____ EXTRACTED ENTRIES

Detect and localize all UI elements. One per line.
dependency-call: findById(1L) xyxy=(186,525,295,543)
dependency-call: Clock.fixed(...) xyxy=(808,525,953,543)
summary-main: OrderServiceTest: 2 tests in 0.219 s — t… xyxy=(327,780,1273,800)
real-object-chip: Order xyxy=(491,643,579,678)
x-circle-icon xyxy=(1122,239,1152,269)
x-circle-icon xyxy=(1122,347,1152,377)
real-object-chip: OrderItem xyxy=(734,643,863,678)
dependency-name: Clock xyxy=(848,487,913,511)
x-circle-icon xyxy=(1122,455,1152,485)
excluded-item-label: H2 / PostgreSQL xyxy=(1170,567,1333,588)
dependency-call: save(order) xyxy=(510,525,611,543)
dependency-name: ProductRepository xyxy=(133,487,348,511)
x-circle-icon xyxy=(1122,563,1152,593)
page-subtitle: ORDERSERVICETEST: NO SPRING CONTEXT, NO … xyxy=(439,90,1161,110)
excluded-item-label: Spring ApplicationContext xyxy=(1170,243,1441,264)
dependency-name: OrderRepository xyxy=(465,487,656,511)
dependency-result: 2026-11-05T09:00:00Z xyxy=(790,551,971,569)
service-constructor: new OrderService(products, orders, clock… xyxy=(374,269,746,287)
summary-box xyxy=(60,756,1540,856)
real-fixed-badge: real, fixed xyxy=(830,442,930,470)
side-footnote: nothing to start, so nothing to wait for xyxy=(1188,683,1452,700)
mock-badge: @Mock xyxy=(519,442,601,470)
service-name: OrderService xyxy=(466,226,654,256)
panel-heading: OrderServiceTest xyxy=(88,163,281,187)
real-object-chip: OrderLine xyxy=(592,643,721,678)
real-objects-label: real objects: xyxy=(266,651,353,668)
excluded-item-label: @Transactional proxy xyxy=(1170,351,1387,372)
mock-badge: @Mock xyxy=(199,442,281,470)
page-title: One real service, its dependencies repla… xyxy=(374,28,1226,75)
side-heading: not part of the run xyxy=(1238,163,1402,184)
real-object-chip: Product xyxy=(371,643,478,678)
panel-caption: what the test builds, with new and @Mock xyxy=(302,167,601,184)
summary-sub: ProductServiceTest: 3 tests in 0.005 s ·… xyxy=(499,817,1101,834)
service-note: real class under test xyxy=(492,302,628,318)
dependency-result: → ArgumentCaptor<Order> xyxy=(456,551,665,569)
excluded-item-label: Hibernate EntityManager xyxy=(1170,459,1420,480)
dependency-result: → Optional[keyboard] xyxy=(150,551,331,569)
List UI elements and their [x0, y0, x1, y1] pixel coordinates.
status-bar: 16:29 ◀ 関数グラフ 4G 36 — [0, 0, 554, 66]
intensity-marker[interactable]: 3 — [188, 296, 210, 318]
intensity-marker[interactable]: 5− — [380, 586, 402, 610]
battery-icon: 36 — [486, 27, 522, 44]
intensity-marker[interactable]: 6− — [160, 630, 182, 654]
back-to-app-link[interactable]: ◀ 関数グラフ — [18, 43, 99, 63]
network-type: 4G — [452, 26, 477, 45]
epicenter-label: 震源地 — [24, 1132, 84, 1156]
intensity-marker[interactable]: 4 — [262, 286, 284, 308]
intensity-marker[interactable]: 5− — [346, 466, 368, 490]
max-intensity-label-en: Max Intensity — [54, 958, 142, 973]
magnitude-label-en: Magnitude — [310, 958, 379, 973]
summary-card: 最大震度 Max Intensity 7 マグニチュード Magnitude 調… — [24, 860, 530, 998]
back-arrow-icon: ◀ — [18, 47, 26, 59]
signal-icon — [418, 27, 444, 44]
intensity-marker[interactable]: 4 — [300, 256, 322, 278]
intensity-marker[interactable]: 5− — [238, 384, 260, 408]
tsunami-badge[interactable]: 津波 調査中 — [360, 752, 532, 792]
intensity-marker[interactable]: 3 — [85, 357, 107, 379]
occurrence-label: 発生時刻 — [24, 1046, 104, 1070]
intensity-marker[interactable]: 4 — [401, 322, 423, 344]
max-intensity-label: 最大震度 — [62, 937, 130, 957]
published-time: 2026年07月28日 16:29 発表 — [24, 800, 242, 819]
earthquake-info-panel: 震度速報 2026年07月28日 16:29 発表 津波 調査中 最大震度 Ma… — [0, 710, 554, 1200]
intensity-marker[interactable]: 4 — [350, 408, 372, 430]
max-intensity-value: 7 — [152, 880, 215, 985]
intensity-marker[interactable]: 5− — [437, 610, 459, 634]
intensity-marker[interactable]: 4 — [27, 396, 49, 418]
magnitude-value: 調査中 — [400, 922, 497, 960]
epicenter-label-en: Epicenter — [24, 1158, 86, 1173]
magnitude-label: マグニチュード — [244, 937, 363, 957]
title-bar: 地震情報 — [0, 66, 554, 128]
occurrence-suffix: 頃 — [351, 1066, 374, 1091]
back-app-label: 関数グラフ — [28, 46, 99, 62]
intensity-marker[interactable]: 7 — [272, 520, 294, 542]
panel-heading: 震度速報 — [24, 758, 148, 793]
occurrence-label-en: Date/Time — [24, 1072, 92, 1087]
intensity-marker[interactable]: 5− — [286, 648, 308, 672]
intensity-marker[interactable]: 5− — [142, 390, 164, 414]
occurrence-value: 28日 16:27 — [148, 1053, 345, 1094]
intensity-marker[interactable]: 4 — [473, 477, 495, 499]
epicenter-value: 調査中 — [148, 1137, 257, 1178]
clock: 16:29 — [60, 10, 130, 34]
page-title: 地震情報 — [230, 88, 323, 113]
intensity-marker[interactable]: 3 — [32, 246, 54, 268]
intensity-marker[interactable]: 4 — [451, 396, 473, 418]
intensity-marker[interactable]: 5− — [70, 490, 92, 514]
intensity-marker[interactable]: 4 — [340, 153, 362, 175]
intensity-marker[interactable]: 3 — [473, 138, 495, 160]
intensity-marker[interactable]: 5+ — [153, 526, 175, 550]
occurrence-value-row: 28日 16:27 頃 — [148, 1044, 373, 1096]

________

### THE REQUEST
Convert the lines of the material into a numbered list, leaving out any blank lines.

### ANSWER TO THIS TASK
1. Detect and localize all UI elements. One per line.
2. dependency-call: findById(1L) xyxy=(186,525,295,543)
3. dependency-call: Clock.fixed(...) xyxy=(808,525,953,543)
4. summary-main: OrderServiceTest: 2 tests in 0.219 s — t… xyxy=(327,780,1273,800)
5. real-object-chip: Order xyxy=(491,643,579,678)
6. x-circle-icon xyxy=(1122,239,1152,269)
7. x-circle-icon xyxy=(1122,347,1152,377)
8. real-object-chip: OrderItem xyxy=(734,643,863,678)
9. dependency-name: Clock xyxy=(848,487,913,511)
10. x-circle-icon xyxy=(1122,455,1152,485)
11. excluded-item-label: H2 / PostgreSQL xyxy=(1170,567,1333,588)
12. dependency-call: save(order) xyxy=(510,525,611,543)
13. dependency-name: ProductRepository xyxy=(133,487,348,511)
14. x-circle-icon xyxy=(1122,563,1152,593)
15. page-subtitle: ORDERSERVICETEST: NO SPRING CONTEXT, NO … xyxy=(439,90,1161,110)
16. excluded-item-label: Spring ApplicationContext xyxy=(1170,243,1441,264)
17. dependency-name: OrderRepository xyxy=(465,487,656,511)
18. dependency-result: 2026-11-05T09:00:00Z xyxy=(790,551,971,569)
19. service-constructor: new OrderService(products, orders, clock… xyxy=(374,269,746,287)
20. summary-box xyxy=(60,756,1540,856)
21. real-fixed-badge: real, fixed xyxy=(830,442,930,470)
22. side-footnote: nothing to start, so nothing to wait for xyxy=(1188,683,1452,700)
23. mock-badge: @Mock xyxy=(519,442,601,470)
24. service-name: OrderService xyxy=(466,226,654,256)
25. panel-heading: OrderServiceTest xyxy=(88,163,281,187)
26. real-object-chip: OrderLine xyxy=(592,643,721,678)
27. real-objects-label: real objects: xyxy=(266,651,353,668)
28. excluded-item-label: @Transactional proxy xyxy=(1170,351,1387,372)
29. mock-badge: @Mock xyxy=(199,442,281,470)
30. page-title: One real service, its dependencies repla… xyxy=(374,28,1226,75)
31. side-heading: not part of the run xyxy=(1238,163,1402,184)
32. real-object-chip: Product xyxy=(371,643,478,678)
33. panel-caption: what the test builds, with new and @Mock xyxy=(302,167,601,184)
34. summary-sub: ProductServiceTest: 3 tests in 0.005 s ·… xyxy=(499,817,1101,834)
35. service-note: real class under test xyxy=(492,302,628,318)
36. dependency-result: → ArgumentCaptor<Order> xyxy=(456,551,665,569)
37. excluded-item-label: Hibernate EntityManager xyxy=(1170,459,1420,480)
38. dependency-result: → Optional[keyboard] xyxy=(150,551,331,569)
39. List UI elements and their [x0, y0, x1, y1] pixel coordinates.
40. status-bar: 16:29 ◀ 関数グラフ 4G 36 — [0, 0, 554, 66]
41. intensity-marker[interactable]: 3 — [188, 296, 210, 318]
42. intensity-marker[interactable]: 5− — [380, 586, 402, 610]
43. battery-icon: 36 — [486, 27, 522, 44]
44. intensity-marker[interactable]: 6− — [160, 630, 182, 654]
45. back-to-app-link[interactable]: ◀ 関数グラフ — [18, 43, 99, 63]
46. network-type: 4G — [452, 26, 477, 45]
47. epicenter-label: 震源地 — [24, 1132, 84, 1156]
48. intensity-marker[interactable]: 4 — [262, 286, 284, 308]
49. intensity-marker[interactable]: 5− — [346, 466, 368, 490]
50. max-intensity-label-en: Max Intensity — [54, 958, 142, 973]
51. magnitude-label-en: Magnitude — [310, 958, 379, 973]
52. summary-card: 最大震度 Max Intensity 7 マグニチュード Magnitude 調… — [24, 860, 530, 998]
53. back-arrow-icon: ◀ — [18, 47, 26, 59]
54. signal-icon — [418, 27, 444, 44]
55. intensity-marker[interactable]: 4 — [300, 256, 322, 278]
56. intensity-marker[interactable]: 5− — [238, 384, 260, 408]
57. tsunami-badge[interactable]: 津波 調査中 — [360, 752, 532, 792]
58. intensity-marker[interactable]: 3 — [85, 357, 107, 379]
59. occurrence-label: 発生時刻 — [24, 1046, 104, 1070]
60. intensity-marker[interactable]: 4 — [401, 322, 423, 344]
61. max-intensity-label: 最大震度 — [62, 937, 130, 957]
62. published-time: 2026年07月28日 16:29 発表 — [24, 800, 242, 819]
63. earthquake-info-panel: 震度速報 2026年07月28日 16:29 発表 津波 調査中 最大震度 Ma… — [0, 710, 554, 1200]
64. intensity-marker[interactable]: 4 — [350, 408, 372, 430]
65. max-intensity-value: 7 — [152, 880, 215, 985]
66. intensity-marker[interactable]: 5− — [437, 610, 459, 634]
67. intensity-marker[interactable]: 4 — [27, 396, 49, 418]
68. magnitude-value: 調査中 — [400, 922, 497, 960]
69. epicenter-label-en: Epicenter — [24, 1158, 86, 1173]
70. magnitude-label: マグニチュード — [244, 937, 363, 957]
71. title-bar: 地震情報 — [0, 66, 554, 128]
72. occurrence-suffix: 頃 — [351, 1066, 374, 1091]
73. back-app-label: 関数グラフ — [28, 46, 99, 62]
74. intensity-marker[interactable]: 7 — [272, 520, 294, 542]
75. panel-heading: 震度速報 — [24, 758, 148, 793]
76. occurrence-label-en: Date/Time — [24, 1072, 92, 1087]
77. intensity-marker[interactable]: 5− — [286, 648, 308, 672]
78. intensity-marker[interactable]: 5− — [142, 390, 164, 414]
79. occurrence-value: 28日 16:27 — [148, 1053, 345, 1094]
80. intensity-marker[interactable]: 4 — [473, 477, 495, 499]
81. epicenter-value: 調査中 — [148, 1137, 257, 1178]
82. clock: 16:29 — [60, 10, 130, 34]
83. page-title: 地震情報 — [230, 88, 323, 113]
84. intensity-marker[interactable]: 3 — [32, 246, 54, 268]
85. intensity-marker[interactable]: 4 — [451, 396, 473, 418]
86. intensity-marker[interactable]: 5− — [70, 490, 92, 514]
87. intensity-marker[interactable]: 4 — [340, 153, 362, 175]
88. intensity-marker[interactable]: 3 — [473, 138, 495, 160]
89. intensity-marker[interactable]: 5+ — [153, 526, 175, 550]
90. occurrence-value-row: 28日 16:27 頃 — [148, 1044, 373, 1096]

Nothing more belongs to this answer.